▶ **Provided entries**:
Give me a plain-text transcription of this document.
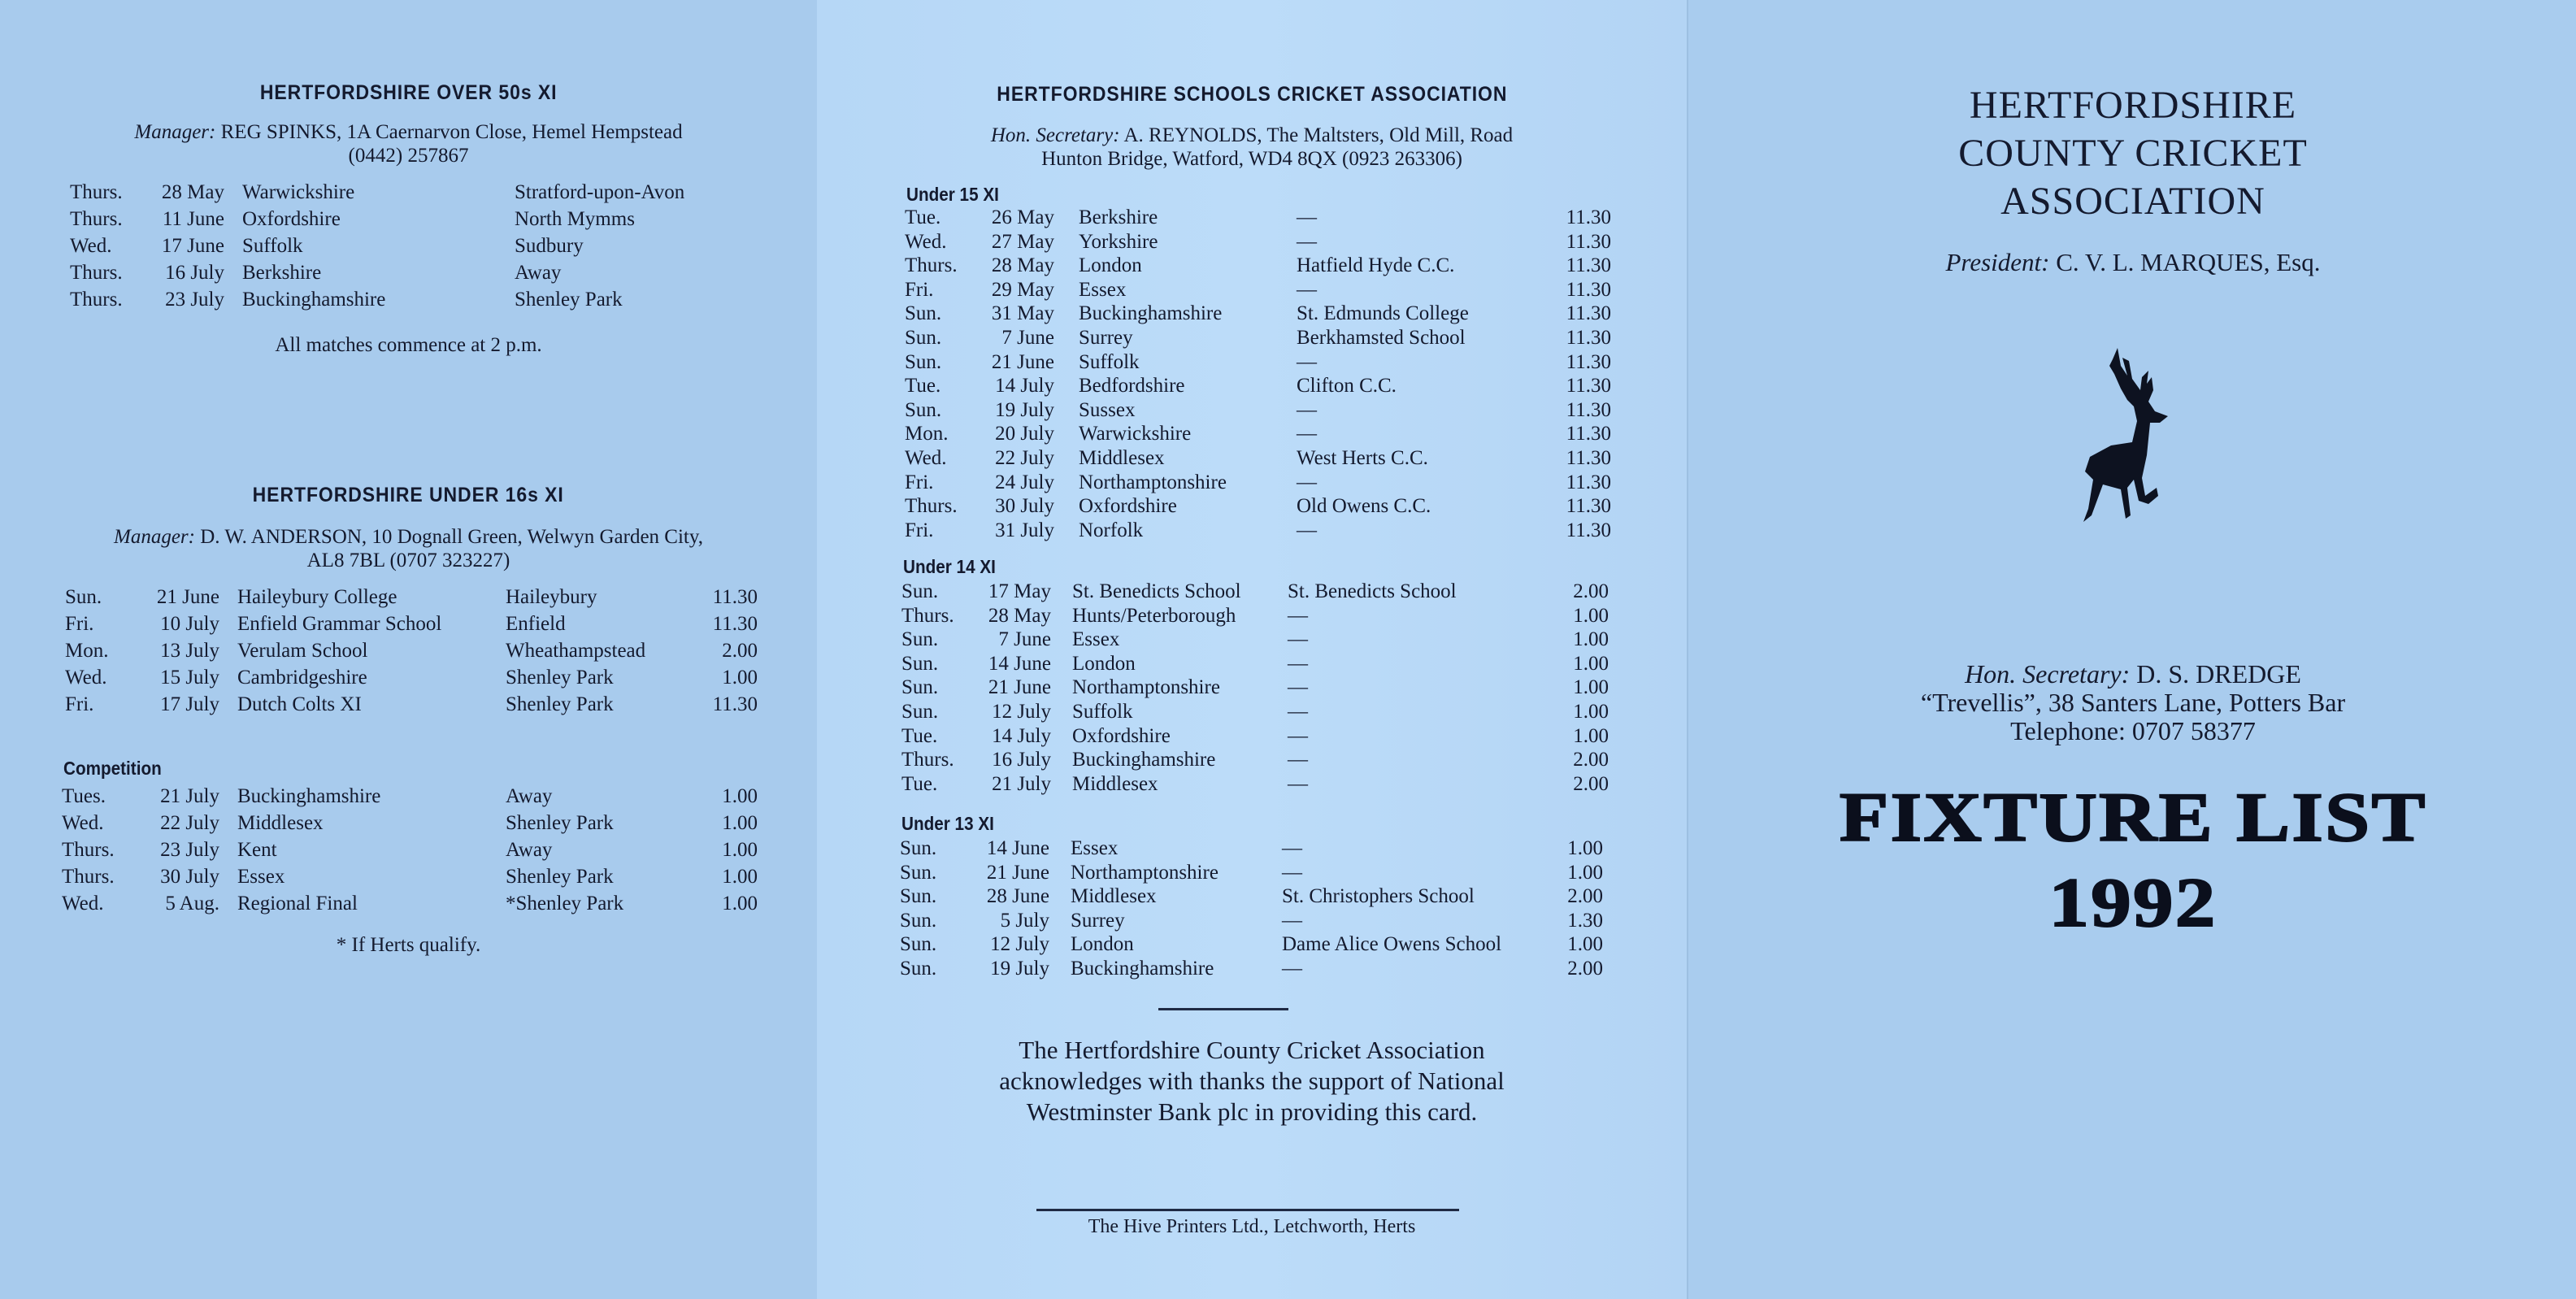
HERTFORDSHIRE OVER 50s XI
Manager: REG SPINKS, 1A Caernarvon Close, Hemel Hempstead
(0442) 257867
Thurs.	28 May		Warwickshire	Stratford-upon-Avon
Thurs.	11 June		Oxfordshire	North Mymms
Wed.	17 June		Suffolk	Sudbury
Thurs.	16 July		Berkshire	Away
Thurs.	23 July		Buckinghamshire	Shenley Park
All matches commence at 2 p.m.
HERTFORDSHIRE UNDER 16s XI
Manager: D. W. ANDERSON, 10 Dognall Green, Welwyn Garden City,
AL8 7BL (0707 323227)
Sun.	21 June		Haileybury College	Haileybury	11.30
Fri.	10 July		Enfield Grammar School	Enfield	11.30
Mon.	13 July		Verulam School	Wheathampstead	2.00
Wed.	15 July		Cambridgeshire	Shenley Park	1.00
Fri.	17 July		Dutch Colts XI	Shenley Park	11.30
Competition
Tues.	21 July		Buckinghamshire	Away	1.00
Wed.	22 July		Middlesex	Shenley Park	1.00
Thurs.	23 July		Kent	Away	1.00
Thurs.	30 July		Essex	Shenley Park	1.00
Wed.	5 Aug.		Regional Final	*Shenley Park	1.00
* If Herts qualify.
HERTFORDSHIRE SCHOOLS CRICKET ASSOCIATION
Hon. Secretary: A. REYNOLDS, The Maltsters, Old Mill, Road
Hunton Bridge, Watford, WD4 8QX (0923 263306)
Under 15 XI
Tue.	26 May		Berkshire	—	11.30
Wed.	27 May		Yorkshire	—	11.30
Thurs.	28 May		London	Hatfield Hyde C.C.	11.30
Fri.	29 May		Essex	—	11.30
Sun.	31 May		Buckinghamshire	St. Edmunds College	11.30
Sun.	7 June		Surrey	Berkhamsted School	11.30
Sun.	21 June		Suffolk	—	11.30
Tue.	14 July		Bedfordshire	Clifton C.C.	11.30
Sun.	19 July		Sussex	—	11.30
Mon.	20 July		Warwickshire	—	11.30
Wed.	22 July		Middlesex	West Herts C.C.	11.30
Fri.	24 July		Northamptonshire	—	11.30
Thurs.	30 July		Oxfordshire	Old Owens C.C.	11.30
Fri.	31 July		Norfolk	—	11.30
Under 14 XI
Sun.	17 May		St. Benedicts School	St. Benedicts School	2.00
Thurs.	28 May		Hunts/Peterborough	—	1.00
Sun.	7 June		Essex	—	1.00
Sun.	14 June		London	—	1.00
Sun.	21 June		Northamptonshire	—	1.00
Sun.	12 July		Suffolk	—	1.00
Tue.	14 July		Oxfordshire	—	1.00
Thurs.	16 July		Buckinghamshire	—	2.00
Tue.	21 July		Middlesex	—	2.00
Under 13 XI
Sun.	14 June		Essex	—	1.00
Sun.	21 June		Northamptonshire	—	1.00
Sun.	28 June		Middlesex	St. Christophers School	2.00
Sun.	5 July		Surrey	—	1.30
Sun.	12 July		London	Dame Alice Owens School	1.00
Sun.	19 July		Buckinghamshire	—	2.00
The Hertfordshire County Cricket Association
acknowledges with thanks the support of National
Westminster Bank plc in providing this card.
The Hive Printers Ltd., Letchworth, Herts
HERTFORDSHIRE
COUNTY CRICKET
ASSOCIATION
President: C. V. L. MARQUES, Esq.
Hon. Secretary: D. S. DREDGE
“Trevellis”, 38 Santers Lane, Potters Bar
Telephone: 0707 58377
FIXTURE LIST
1992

▶ **What the task requires**: Pictures stay out of the copy; please restate every record above exactly.

▶ **Completed task**:
Give me a plain-text transcription of this document.
HERTFORDSHIRE OVER 50s XI
Manager: REG SPINKS, 1A Caernarvon Close, Hemel Hempstead
(0442) 257867
Thurs.	28 May		Warwickshire	Stratford-upon-Avon
Thurs.	11 June		Oxfordshire	North Mymms
Wed.	17 June		Suffolk	Sudbury
Thurs.	16 July		Berkshire	Away
Thurs.	23 July		Buckinghamshire	Shenley Park
All matches commence at 2 p.m.
HERTFORDSHIRE UNDER 16s XI
Manager: D. W. ANDERSON, 10 Dognall Green, Welwyn Garden City,
AL8 7BL (0707 323227)
Sun.	21 June		Haileybury College	Haileybury	11.30
Fri.	10 July		Enfield Grammar School	Enfield	11.30
Mon.	13 July		Verulam School	Wheathampstead	2.00
Wed.	15 July		Cambridgeshire	Shenley Park	1.00
Fri.	17 July		Dutch Colts XI	Shenley Park	11.30
Competition
Tues.	21 July		Buckinghamshire	Away	1.00
Wed.	22 July		Middlesex	Shenley Park	1.00
Thurs.	23 July		Kent	Away	1.00
Thurs.	30 July		Essex	Shenley Park	1.00
Wed.	5 Aug.		Regional Final	*Shenley Park	1.00
* If Herts qualify.
HERTFORDSHIRE SCHOOLS CRICKET ASSOCIATION
Hon. Secretary: A. REYNOLDS, The Maltsters, Old Mill, Road
Hunton Bridge, Watford, WD4 8QX (0923 263306)
Under 15 XI
Tue.	26 May		Berkshire	—	11.30
Wed.	27 May		Yorkshire	—	11.30
Thurs.	28 May		London	Hatfield Hyde C.C.	11.30
Fri.	29 May		Essex	—	11.30
Sun.	31 May		Buckinghamshire	St. Edmunds College	11.30
Sun.	7 June		Surrey	Berkhamsted School	11.30
Sun.	21 June		Suffolk	—	11.30
Tue.	14 July		Bedfordshire	Clifton C.C.	11.30
Sun.	19 July		Sussex	—	11.30
Mon.	20 July		Warwickshire	—	11.30
Wed.	22 July		Middlesex	West Herts C.C.	11.30
Fri.	24 July		Northamptonshire	—	11.30
Thurs.	30 July		Oxfordshire	Old Owens C.C.	11.30
Fri.	31 July		Norfolk	—	11.30
Under 14 XI
Sun.	17 May		St. Benedicts School	St. Benedicts School	2.00
Thurs.	28 May		Hunts/Peterborough	—	1.00
Sun.	7 June		Essex	—	1.00
Sun.	14 June		London	—	1.00
Sun.	21 June		Northamptonshire	—	1.00
Sun.	12 July		Suffolk	—	1.00
Tue.	14 July		Oxfordshire	—	1.00
Thurs.	16 July		Buckinghamshire	—	2.00
Tue.	21 July		Middlesex	—	2.00
Under 13 XI
Sun.	14 June		Essex	—	1.00
Sun.	21 June		Northamptonshire	—	1.00
Sun.	28 June		Middlesex	St. Christophers School	2.00
Sun.	5 July		Surrey	—	1.30
Sun.	12 July		London	Dame Alice Owens School	1.00
Sun.	19 July		Buckinghamshire	—	2.00
The Hertfordshire County Cricket Association
acknowledges with thanks the support of National
Westminster Bank plc in providing this card.
The Hive Printers Ltd., Letchworth, Herts
HERTFORDSHIRE
COUNTY CRICKET
ASSOCIATION
President: C. V. L. MARQUES, Esq.
Hon. Secretary: D. S. DREDGE
“Trevellis”, 38 Santers Lane, Potters Bar
Telephone: 0707 58377
FIXTURE LIST
1992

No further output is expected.